Transcribe the records that follow exactly. Skip the pictures.

--- START OF Input ---

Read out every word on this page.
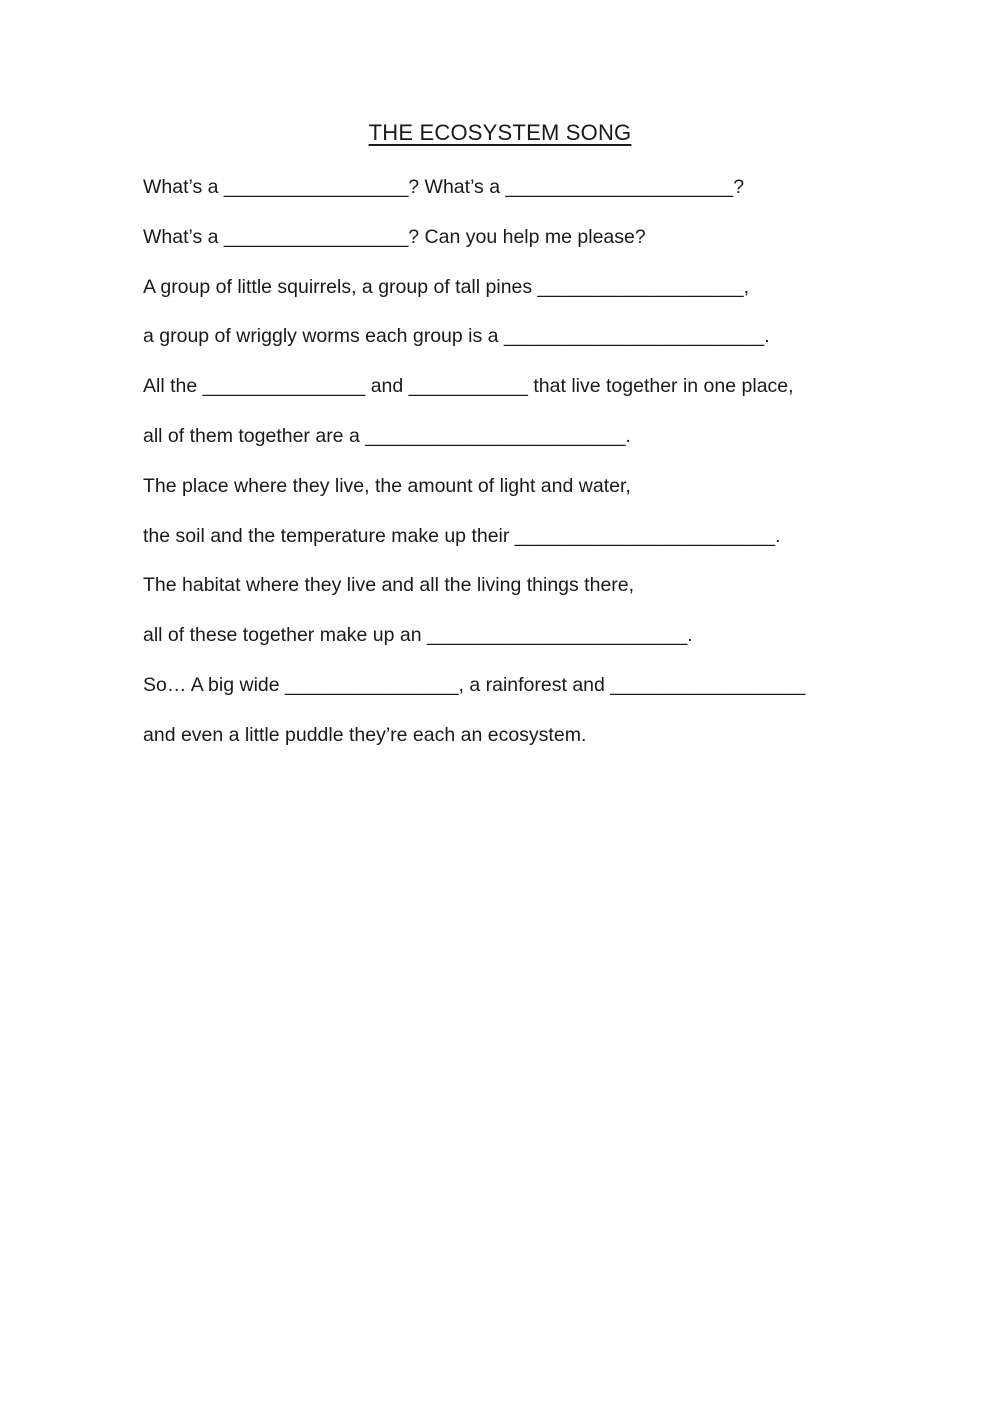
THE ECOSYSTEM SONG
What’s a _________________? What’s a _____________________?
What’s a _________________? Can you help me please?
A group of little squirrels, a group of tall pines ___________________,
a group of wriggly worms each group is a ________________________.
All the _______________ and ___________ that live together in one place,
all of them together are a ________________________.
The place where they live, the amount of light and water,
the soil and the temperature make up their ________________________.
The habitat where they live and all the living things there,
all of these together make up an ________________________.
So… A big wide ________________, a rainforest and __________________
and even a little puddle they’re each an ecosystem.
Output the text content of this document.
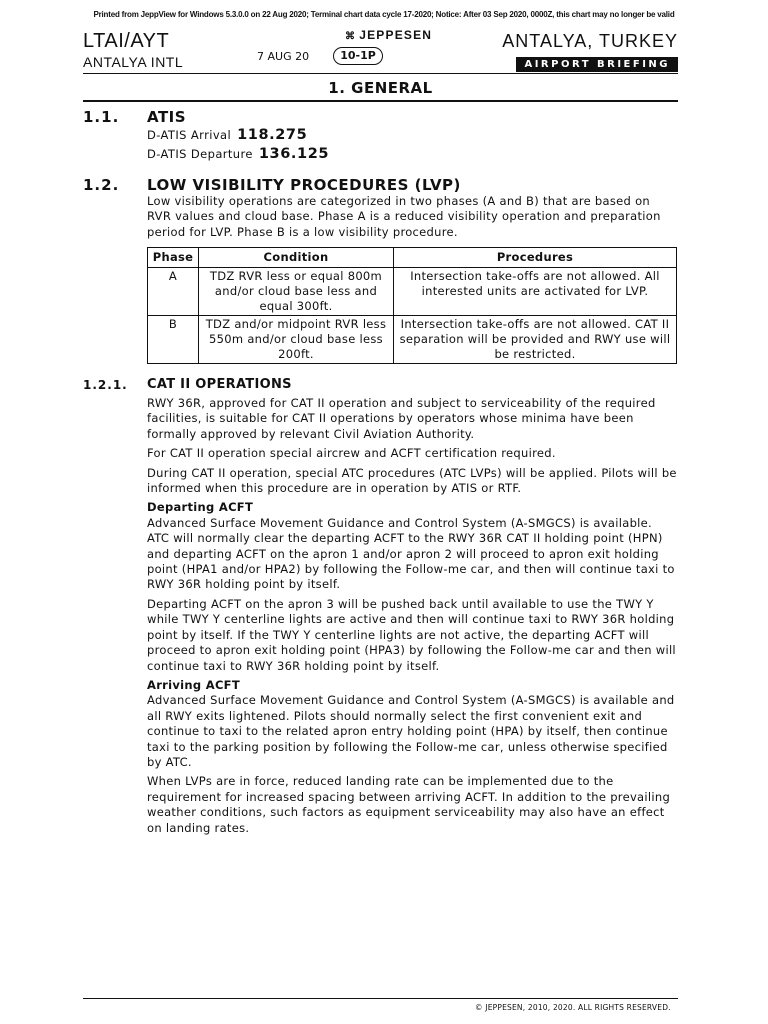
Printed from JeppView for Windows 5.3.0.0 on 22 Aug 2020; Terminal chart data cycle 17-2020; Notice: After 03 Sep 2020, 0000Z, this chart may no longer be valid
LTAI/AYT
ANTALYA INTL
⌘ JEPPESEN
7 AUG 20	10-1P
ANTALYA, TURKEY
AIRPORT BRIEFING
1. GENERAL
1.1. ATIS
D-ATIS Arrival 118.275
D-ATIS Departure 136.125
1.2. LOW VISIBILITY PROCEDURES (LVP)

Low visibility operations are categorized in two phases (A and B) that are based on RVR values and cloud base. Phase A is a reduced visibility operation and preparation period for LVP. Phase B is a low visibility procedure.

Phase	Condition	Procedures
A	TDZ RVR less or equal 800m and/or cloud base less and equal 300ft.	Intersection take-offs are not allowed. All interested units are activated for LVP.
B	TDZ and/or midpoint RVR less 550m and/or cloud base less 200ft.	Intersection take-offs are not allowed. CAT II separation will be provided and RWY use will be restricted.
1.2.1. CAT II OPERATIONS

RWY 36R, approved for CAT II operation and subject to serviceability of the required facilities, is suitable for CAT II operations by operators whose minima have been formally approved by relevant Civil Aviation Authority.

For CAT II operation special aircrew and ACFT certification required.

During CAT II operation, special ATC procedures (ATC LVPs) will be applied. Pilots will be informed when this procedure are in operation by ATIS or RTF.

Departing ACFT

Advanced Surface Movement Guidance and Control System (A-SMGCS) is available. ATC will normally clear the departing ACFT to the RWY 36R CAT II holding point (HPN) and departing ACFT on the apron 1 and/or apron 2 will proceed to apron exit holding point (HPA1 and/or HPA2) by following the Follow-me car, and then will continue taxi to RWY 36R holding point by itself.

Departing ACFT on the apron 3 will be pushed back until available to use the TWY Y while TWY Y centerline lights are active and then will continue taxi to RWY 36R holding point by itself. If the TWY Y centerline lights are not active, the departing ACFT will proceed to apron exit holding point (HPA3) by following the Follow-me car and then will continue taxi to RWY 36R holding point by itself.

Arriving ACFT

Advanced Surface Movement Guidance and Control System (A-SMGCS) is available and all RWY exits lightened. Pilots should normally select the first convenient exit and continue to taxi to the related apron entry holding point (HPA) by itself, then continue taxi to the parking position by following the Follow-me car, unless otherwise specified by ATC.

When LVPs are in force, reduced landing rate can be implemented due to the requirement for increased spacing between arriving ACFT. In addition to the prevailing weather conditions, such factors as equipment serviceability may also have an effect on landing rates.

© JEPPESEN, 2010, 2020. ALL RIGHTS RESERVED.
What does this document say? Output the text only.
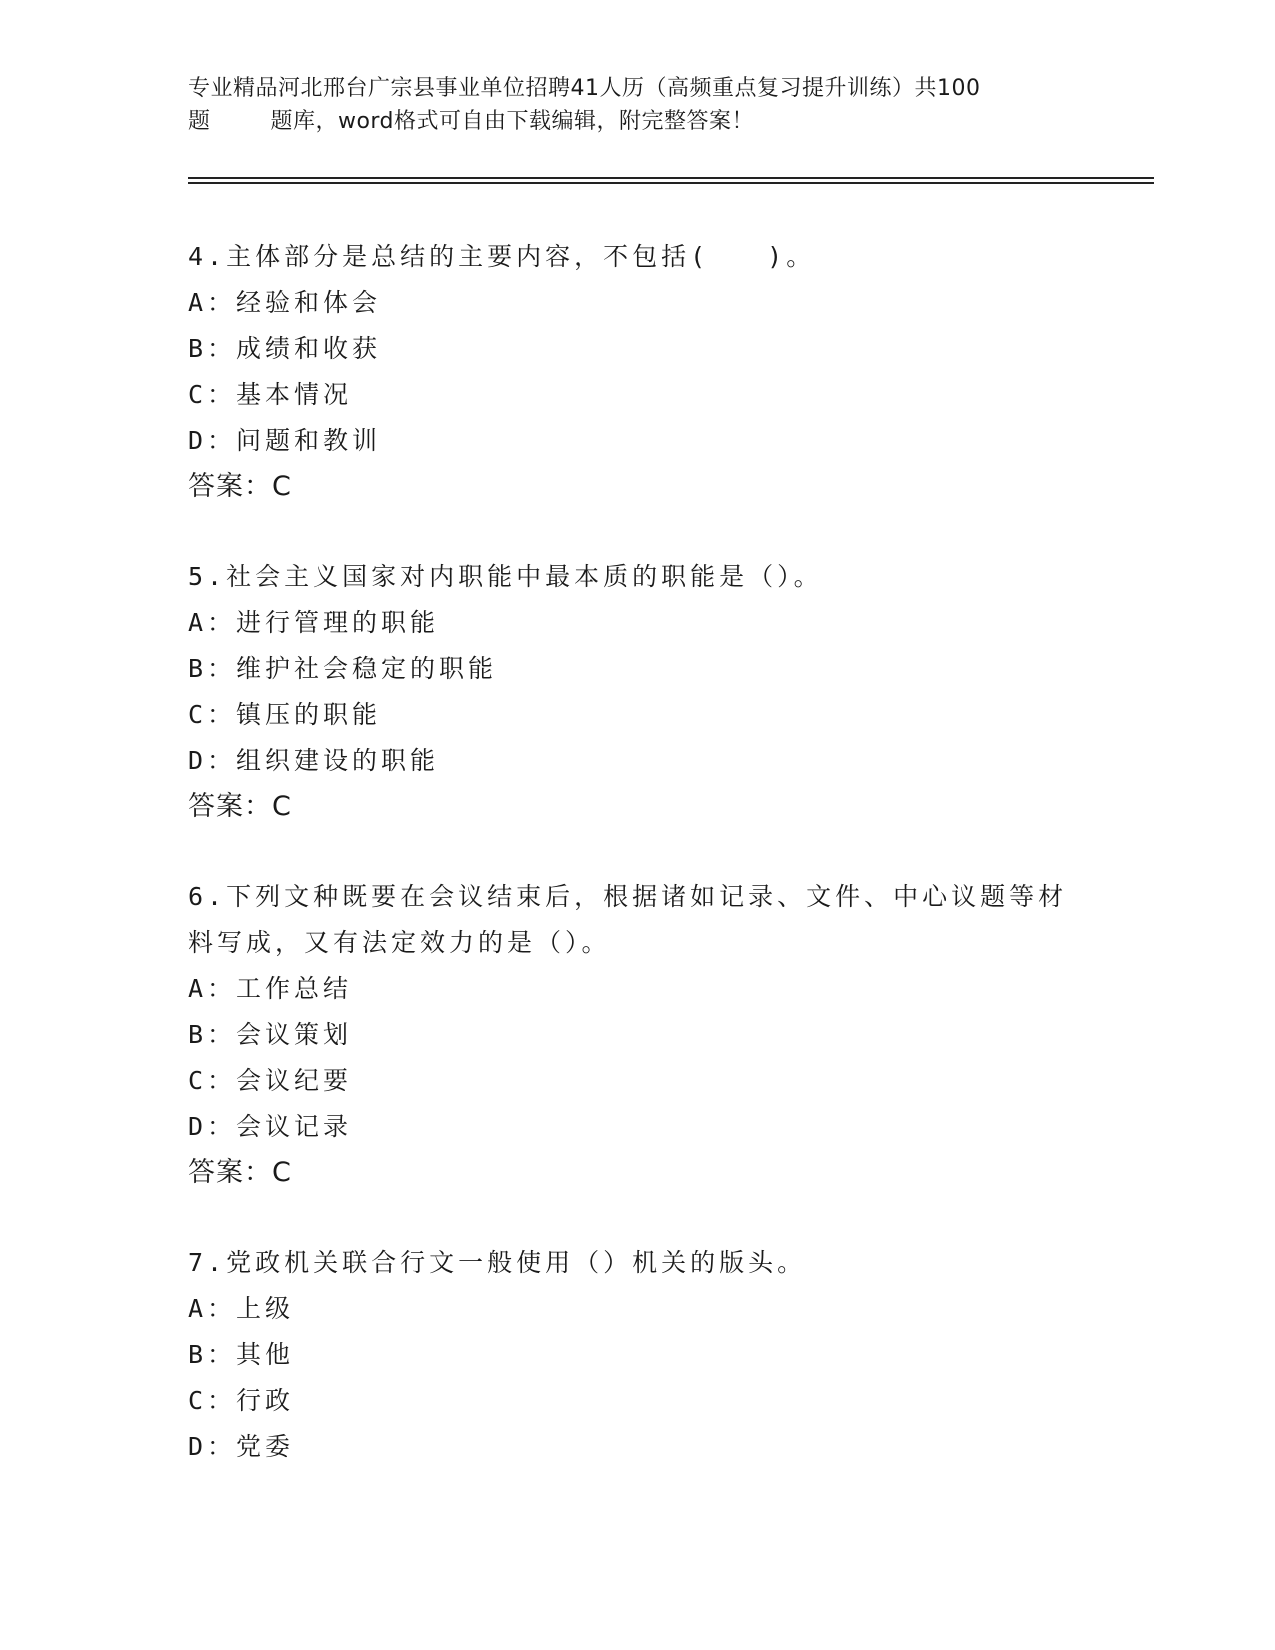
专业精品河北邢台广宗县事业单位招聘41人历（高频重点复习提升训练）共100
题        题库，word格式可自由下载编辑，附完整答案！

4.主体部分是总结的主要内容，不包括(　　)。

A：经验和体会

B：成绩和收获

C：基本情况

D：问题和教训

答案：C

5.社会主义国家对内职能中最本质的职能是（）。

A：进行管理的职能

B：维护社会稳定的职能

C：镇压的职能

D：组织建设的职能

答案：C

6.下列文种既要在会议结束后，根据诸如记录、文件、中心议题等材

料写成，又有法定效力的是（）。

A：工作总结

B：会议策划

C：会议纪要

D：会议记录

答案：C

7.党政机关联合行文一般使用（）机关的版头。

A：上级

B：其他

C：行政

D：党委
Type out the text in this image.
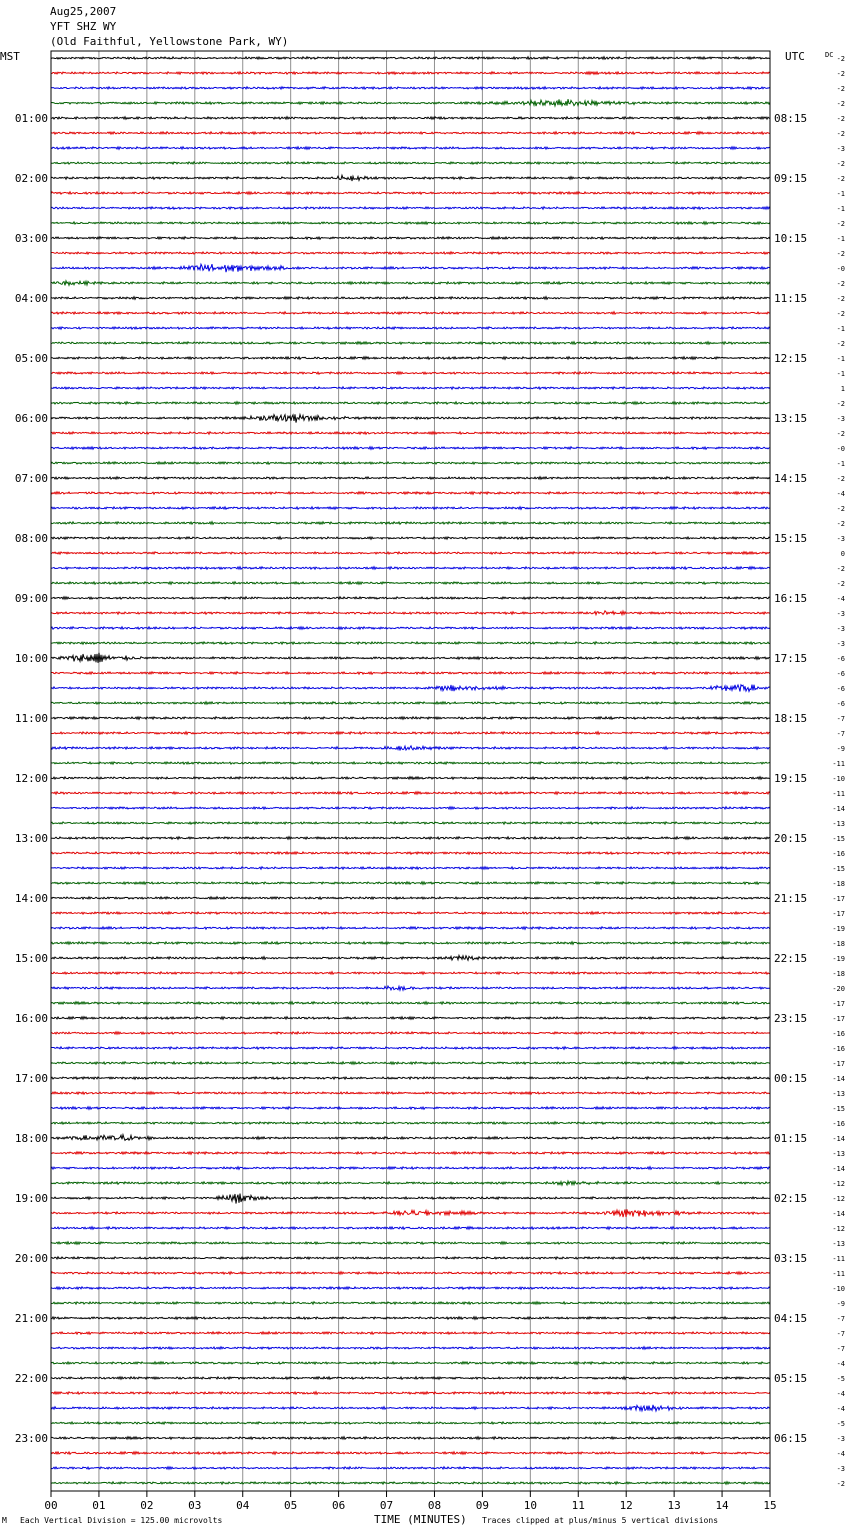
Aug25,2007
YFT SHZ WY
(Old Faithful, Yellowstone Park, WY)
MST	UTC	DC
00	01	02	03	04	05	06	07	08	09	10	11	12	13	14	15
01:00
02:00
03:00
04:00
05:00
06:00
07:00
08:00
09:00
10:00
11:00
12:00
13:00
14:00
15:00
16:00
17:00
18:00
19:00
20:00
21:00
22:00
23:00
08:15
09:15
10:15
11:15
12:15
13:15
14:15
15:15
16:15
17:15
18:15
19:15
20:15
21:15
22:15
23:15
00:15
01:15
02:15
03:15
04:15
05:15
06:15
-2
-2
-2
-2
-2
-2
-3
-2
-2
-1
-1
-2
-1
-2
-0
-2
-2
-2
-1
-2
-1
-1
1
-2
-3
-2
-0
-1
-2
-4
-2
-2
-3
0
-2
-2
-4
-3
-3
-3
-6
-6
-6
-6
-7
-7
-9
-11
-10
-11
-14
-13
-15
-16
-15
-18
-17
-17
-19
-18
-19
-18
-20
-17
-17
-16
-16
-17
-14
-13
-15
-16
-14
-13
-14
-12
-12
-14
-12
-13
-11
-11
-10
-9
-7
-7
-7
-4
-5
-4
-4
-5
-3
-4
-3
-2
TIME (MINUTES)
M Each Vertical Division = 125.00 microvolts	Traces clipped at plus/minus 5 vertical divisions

--- END OF Input ---

Exercise response:
Read out every word on this page.
THE ECOSYSTEM SONG
What’s a _________________? What’s a _____________________?
What’s a _________________? Can you help me please?
A group of little squirrels, a group of tall pines ___________________,
a group of wriggly worms each group is a ________________________.
All the _______________ and ___________ that live together in one place,
all of them together are a ________________________.
The place where they live, the amount of light and water,
the soil and the temperature make up their ________________________.
The habitat where they live and all the living things there,
all of these together make up an ________________________.
So… A big wide ________________, a rainforest and __________________
and even a little puddle they’re each an ecosystem.
Output the text content of this document.
Printed from JeppView for Windows 5.3.0.0 on 22 Aug 2020; Terminal chart data cycle 17-2020; Notice: After 03 Sep 2020, 0000Z, this chart may no longer be valid
LTAI/AYT
ANTALYA INTL
⌘ JEPPESEN
7 AUG 20	10-1P
ANTALYA, TURKEY
AIRPORT BRIEFING
1. GENERAL
1.1. ATIS
D-ATIS Arrival 118.275
D-ATIS Departure 136.125
1.2. LOW VISIBILITY PROCEDURES (LVP)

Low visibility operations are categorized in two phases (A and B) that are based on RVR values and cloud base. Phase A is a reduced visibility operation and preparation period for LVP. Phase B is a low visibility procedure.

Phase	Condition	Procedures
A	TDZ RVR less or equal 800m and/or cloud base less and equal 300ft.	Intersection take-offs are not allowed. All interested units are activated for LVP.
B	TDZ and/or midpoint RVR less 550m and/or cloud base less 200ft.	Intersection take-offs are not allowed. CAT II separation will be provided and RWY use will be restricted.
1.2.1. CAT II OPERATIONS

RWY 36R, approved for CAT II operation and subject to serviceability of the required facilities, is suitable for CAT II operations by operators whose minima have been formally approved by relevant Civil Aviation Authority.

For CAT II operation special aircrew and ACFT certification required.

During CAT II operation, special ATC procedures (ATC LVPs) will be applied. Pilots will be informed when this procedure are in operation by ATIS or RTF.

Departing ACFT

Advanced Surface Movement Guidance and Control System (A-SMGCS) is available. ATC will normally clear the departing ACFT to the RWY 36R CAT II holding point (HPN) and departing ACFT on the apron 1 and/or apron 2 will proceed to apron exit holding point (HPA1 and/or HPA2) by following the Follow-me car, and then will continue taxi to RWY 36R holding point by itself.

Departing ACFT on the apron 3 will be pushed back until available to use the TWY Y while TWY Y centerline lights are active and then will continue taxi to RWY 36R holding point by itself. If the TWY Y centerline lights are not active, the departing ACFT will proceed to apron exit holding point (HPA3) by following the Follow-me car and then will continue taxi to RWY 36R holding point by itself.

Arriving ACFT

Advanced Surface Movement Guidance and Control System (A-SMGCS) is available and all RWY exits lightened. Pilots should normally select the first convenient exit and continue to taxi to the related apron entry holding point (HPA) by itself, then continue taxi to the parking position by following the Follow-me car, unless otherwise specified by ATC.

When LVPs are in force, reduced landing rate can be implemented due to the requirement for increased spacing between arriving ACFT. In addition to the prevailing weather conditions, such factors as equipment serviceability may also have an effect on landing rates.

© JEPPESEN, 2010, 2020. ALL RIGHTS RESERVED.
What does this document say? Output the text only.
专业精品河北邢台广宗县事业单位招聘41人历（高频重点复习提升训练）共100
题        题库，word格式可自由下载编辑，附完整答案！

4.主体部分是总结的主要内容，不包括(　　)。

A：经验和体会

B：成绩和收获

C：基本情况

D：问题和教训

答案：C

5.社会主义国家对内职能中最本质的职能是（）。

A：进行管理的职能

B：维护社会稳定的职能

C：镇压的职能

D：组织建设的职能

答案：C

6.下列文种既要在会议结束后，根据诸如记录、文件、中心议题等材

料写成，又有法定效力的是（）。

A：工作总结

B：会议策划

C：会议纪要

D：会议记录

答案：C

7.党政机关联合行文一般使用（）机关的版头。

A：上级

B：其他

C：行政

D：党委
Type out the text in this image.
Aug25,2007
YFT SHZ WY
(Old Faithful, Yellowstone Park, WY)
MST	UTC	DC
00	01	02	03	04	05	06	07	08	09	10	11	12	13	14	15
01:00
02:00
03:00
04:00
05:00
06:00
07:00
08:00
09:00
10:00
11:00
12:00
13:00
14:00
15:00
16:00
17:00
18:00
19:00
20:00
21:00
22:00
23:00
08:15
09:15
10:15
11:15
12:15
13:15
14:15
15:15
16:15
17:15
18:15
19:15
20:15
21:15
22:15
23:15
00:15
01:15
02:15
03:15
04:15
05:15
06:15
-2
-2
-2
-2
-2
-2
-3
-2
-2
-1
-1
-2
-1
-2
-0
-2
-2
-2
-1
-2
-1
-1
1
-2
-3
-2
-0
-1
-2
-4
-2
-2
-3
0
-2
-2
-4
-3
-3
-3
-6
-6
-6
-6
-7
-7
-9
-11
-10
-11
-14
-13
-15
-16
-15
-18
-17
-17
-19
-18
-19
-18
-20
-17
-17
-16
-16
-17
-14
-13
-15
-16
-14
-13
-14
-12
-12
-14
-12
-13
-11
-11
-10
-9
-7
-7
-7
-4
-5
-4
-4
-5
-3
-4
-3
-2
TIME (MINUTES)
M Each Vertical Division = 125.00 microvolts	Traces clipped at plus/minus 5 vertical divisions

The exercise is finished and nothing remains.